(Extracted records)
#####
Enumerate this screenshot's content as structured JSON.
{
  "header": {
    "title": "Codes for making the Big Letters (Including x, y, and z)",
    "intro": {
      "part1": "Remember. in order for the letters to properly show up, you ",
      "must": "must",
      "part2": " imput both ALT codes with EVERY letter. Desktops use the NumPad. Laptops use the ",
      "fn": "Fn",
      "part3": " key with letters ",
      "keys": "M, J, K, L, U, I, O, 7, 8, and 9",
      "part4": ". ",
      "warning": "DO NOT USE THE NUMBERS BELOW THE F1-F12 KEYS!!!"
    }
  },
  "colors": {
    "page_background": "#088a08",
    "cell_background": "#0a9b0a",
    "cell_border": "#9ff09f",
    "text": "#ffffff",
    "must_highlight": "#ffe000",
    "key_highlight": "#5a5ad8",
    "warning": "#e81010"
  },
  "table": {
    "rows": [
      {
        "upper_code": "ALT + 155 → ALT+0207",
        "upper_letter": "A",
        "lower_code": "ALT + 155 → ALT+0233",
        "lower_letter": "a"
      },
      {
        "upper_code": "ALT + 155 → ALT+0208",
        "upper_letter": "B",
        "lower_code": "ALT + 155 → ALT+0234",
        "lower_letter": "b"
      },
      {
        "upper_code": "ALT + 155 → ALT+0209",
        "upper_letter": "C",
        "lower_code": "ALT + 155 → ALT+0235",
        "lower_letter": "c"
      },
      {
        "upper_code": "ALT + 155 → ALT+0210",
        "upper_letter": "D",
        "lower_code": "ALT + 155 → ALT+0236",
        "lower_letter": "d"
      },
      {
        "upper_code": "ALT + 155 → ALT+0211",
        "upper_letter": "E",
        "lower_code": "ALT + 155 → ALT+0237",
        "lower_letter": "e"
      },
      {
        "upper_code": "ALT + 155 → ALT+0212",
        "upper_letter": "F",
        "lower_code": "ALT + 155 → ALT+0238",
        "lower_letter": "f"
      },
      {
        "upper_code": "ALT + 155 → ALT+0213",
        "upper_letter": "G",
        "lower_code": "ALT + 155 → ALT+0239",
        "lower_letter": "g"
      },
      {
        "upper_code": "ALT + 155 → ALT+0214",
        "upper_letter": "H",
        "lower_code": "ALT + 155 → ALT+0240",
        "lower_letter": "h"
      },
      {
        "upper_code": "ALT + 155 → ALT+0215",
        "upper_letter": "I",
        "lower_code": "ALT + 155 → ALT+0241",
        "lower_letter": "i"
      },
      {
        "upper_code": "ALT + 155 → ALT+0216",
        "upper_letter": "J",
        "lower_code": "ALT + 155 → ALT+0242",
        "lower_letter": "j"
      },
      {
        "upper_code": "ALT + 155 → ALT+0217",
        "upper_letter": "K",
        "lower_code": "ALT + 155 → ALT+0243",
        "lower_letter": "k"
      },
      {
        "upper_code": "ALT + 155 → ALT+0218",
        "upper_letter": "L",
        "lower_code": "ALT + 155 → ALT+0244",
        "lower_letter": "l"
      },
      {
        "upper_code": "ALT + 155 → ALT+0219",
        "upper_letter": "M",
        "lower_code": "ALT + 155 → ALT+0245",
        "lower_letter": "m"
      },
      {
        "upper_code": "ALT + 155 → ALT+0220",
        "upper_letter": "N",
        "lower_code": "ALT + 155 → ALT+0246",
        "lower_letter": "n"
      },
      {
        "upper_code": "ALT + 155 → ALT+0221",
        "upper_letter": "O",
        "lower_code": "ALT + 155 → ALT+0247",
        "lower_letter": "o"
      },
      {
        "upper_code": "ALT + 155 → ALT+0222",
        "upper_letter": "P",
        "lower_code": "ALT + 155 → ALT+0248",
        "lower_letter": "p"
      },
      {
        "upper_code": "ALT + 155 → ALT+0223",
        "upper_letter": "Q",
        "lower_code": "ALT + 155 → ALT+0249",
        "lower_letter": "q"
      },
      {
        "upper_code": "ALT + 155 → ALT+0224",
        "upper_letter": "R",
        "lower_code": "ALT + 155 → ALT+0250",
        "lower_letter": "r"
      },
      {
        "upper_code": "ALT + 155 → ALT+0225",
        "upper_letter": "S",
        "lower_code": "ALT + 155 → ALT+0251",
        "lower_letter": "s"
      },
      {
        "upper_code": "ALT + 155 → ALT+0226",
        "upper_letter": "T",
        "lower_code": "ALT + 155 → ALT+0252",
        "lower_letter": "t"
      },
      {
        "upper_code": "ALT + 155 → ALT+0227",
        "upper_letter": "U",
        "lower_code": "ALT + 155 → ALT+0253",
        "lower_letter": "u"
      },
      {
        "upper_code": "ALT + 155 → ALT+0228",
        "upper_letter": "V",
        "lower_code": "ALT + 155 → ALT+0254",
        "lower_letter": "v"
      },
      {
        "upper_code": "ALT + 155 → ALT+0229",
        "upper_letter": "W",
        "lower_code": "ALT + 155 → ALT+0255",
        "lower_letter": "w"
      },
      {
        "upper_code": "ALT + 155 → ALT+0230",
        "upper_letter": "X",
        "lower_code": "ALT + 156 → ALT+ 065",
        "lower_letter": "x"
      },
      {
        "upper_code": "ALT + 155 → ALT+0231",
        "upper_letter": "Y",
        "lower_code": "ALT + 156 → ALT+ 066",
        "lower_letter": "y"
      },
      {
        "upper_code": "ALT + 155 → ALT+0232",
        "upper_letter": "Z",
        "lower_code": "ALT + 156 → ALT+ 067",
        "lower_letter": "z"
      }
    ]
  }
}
#####
§ EXERCISE AIM
Give back each line above precisely as it stands.

§ EXERCISE ANSWER
Enumerate this screenshot's content as structured JSON.
{
  "header": {
    "title": "Codes for making the Big Letters (Including x, y, and z)",
    "intro": {
      "part1": "Remember. in order for the letters to properly show up, you ",
      "must": "must",
      "part2": " imput both ALT codes with EVERY letter. Desktops use the NumPad. Laptops use the ",
      "fn": "Fn",
      "part3": " key with letters ",
      "keys": "M, J, K, L, U, I, O, 7, 8, and 9",
      "part4": ". ",
      "warning": "DO NOT USE THE NUMBERS BELOW THE F1-F12 KEYS!!!"
    }
  },
  "colors": {
    "page_background": "#088a08",
    "cell_background": "#0a9b0a",
    "cell_border": "#9ff09f",
    "text": "#ffffff",
    "must_highlight": "#ffe000",
    "key_highlight": "#5a5ad8",
    "warning": "#e81010"
  },
  "table": {
    "rows": [
      {
        "upper_code": "ALT + 155 → ALT+0207",
        "upper_letter": "A",
        "lower_code": "ALT + 155 → ALT+0233",
        "lower_letter": "a"
      },
      {
        "upper_code": "ALT + 155 → ALT+0208",
        "upper_letter": "B",
        "lower_code": "ALT + 155 → ALT+0234",
        "lower_letter": "b"
      },
      {
        "upper_code": "ALT + 155 → ALT+0209",
        "upper_letter": "C",
        "lower_code": "ALT + 155 → ALT+0235",
        "lower_letter": "c"
      },
      {
        "upper_code": "ALT + 155 → ALT+0210",
        "upper_letter": "D",
        "lower_code": "ALT + 155 → ALT+0236",
        "lower_letter": "d"
      },
      {
        "upper_code": "ALT + 155 → ALT+0211",
        "upper_letter": "E",
        "lower_code": "ALT + 155 → ALT+0237",
        "lower_letter": "e"
      },
      {
        "upper_code": "ALT + 155 → ALT+0212",
        "upper_letter": "F",
        "lower_code": "ALT + 155 → ALT+0238",
        "lower_letter": "f"
      },
      {
        "upper_code": "ALT + 155 → ALT+0213",
        "upper_letter": "G",
        "lower_code": "ALT + 155 → ALT+0239",
        "lower_letter": "g"
      },
      {
        "upper_code": "ALT + 155 → ALT+0214",
        "upper_letter": "H",
        "lower_code": "ALT + 155 → ALT+0240",
        "lower_letter": "h"
      },
      {
        "upper_code": "ALT + 155 → ALT+0215",
        "upper_letter": "I",
        "lower_code": "ALT + 155 → ALT+0241",
        "lower_letter": "i"
      },
      {
        "upper_code": "ALT + 155 → ALT+0216",
        "upper_letter": "J",
        "lower_code": "ALT + 155 → ALT+0242",
        "lower_letter": "j"
      },
      {
        "upper_code": "ALT + 155 → ALT+0217",
        "upper_letter": "K",
        "lower_code": "ALT + 155 → ALT+0243",
        "lower_letter": "k"
      },
      {
        "upper_code": "ALT + 155 → ALT+0218",
        "upper_letter": "L",
        "lower_code": "ALT + 155 → ALT+0244",
        "lower_letter": "l"
      },
      {
        "upper_code": "ALT + 155 → ALT+0219",
        "upper_letter": "M",
        "lower_code": "ALT + 155 → ALT+0245",
        "lower_letter": "m"
      },
      {
        "upper_code": "ALT + 155 → ALT+0220",
        "upper_letter": "N",
        "lower_code": "ALT + 155 → ALT+0246",
        "lower_letter": "n"
      },
      {
        "upper_code": "ALT + 155 → ALT+0221",
        "upper_letter": "O",
        "lower_code": "ALT + 155 → ALT+0247",
        "lower_letter": "o"
      },
      {
        "upper_code": "ALT + 155 → ALT+0222",
        "upper_letter": "P",
        "lower_code": "ALT + 155 → ALT+0248",
        "lower_letter": "p"
      },
      {
        "upper_code": "ALT + 155 → ALT+0223",
        "upper_letter": "Q",
        "lower_code": "ALT + 155 → ALT+0249",
        "lower_letter": "q"
      },
      {
        "upper_code": "ALT + 155 → ALT+0224",
        "upper_letter": "R",
        "lower_code": "ALT + 155 → ALT+0250",
        "lower_letter": "r"
      },
      {
        "upper_code": "ALT + 155 → ALT+0225",
        "upper_letter": "S",
        "lower_code": "ALT + 155 → ALT+0251",
        "lower_letter": "s"
      },
      {
        "upper_code": "ALT + 155 → ALT+0226",
        "upper_letter": "T",
        "lower_code": "ALT + 155 → ALT+0252",
        "lower_letter": "t"
      },
      {
        "upper_code": "ALT + 155 → ALT+0227",
        "upper_letter": "U",
        "lower_code": "ALT + 155 → ALT+0253",
        "lower_letter": "u"
      },
      {
        "upper_code": "ALT + 155 → ALT+0228",
        "upper_letter": "V",
        "lower_code": "ALT + 155 → ALT+0254",
        "lower_letter": "v"
      },
      {
        "upper_code": "ALT + 155 → ALT+0229",
        "upper_letter": "W",
        "lower_code": "ALT + 155 → ALT+0255",
        "lower_letter": "w"
      },
      {
        "upper_code": "ALT + 155 → ALT+0230",
        "upper_letter": "X",
        "lower_code": "ALT + 156 → ALT+ 065",
        "lower_letter": "x"
      },
      {
        "upper_code": "ALT + 155 → ALT+0231",
        "upper_letter": "Y",
        "lower_code": "ALT + 156 → ALT+ 066",
        "lower_letter": "y"
      },
      {
        "upper_code": "ALT + 155 → ALT+0232",
        "upper_letter": "Z",
        "lower_code": "ALT + 156 → ALT+ 067",
        "lower_letter": "z"
      }
    ]
  }
}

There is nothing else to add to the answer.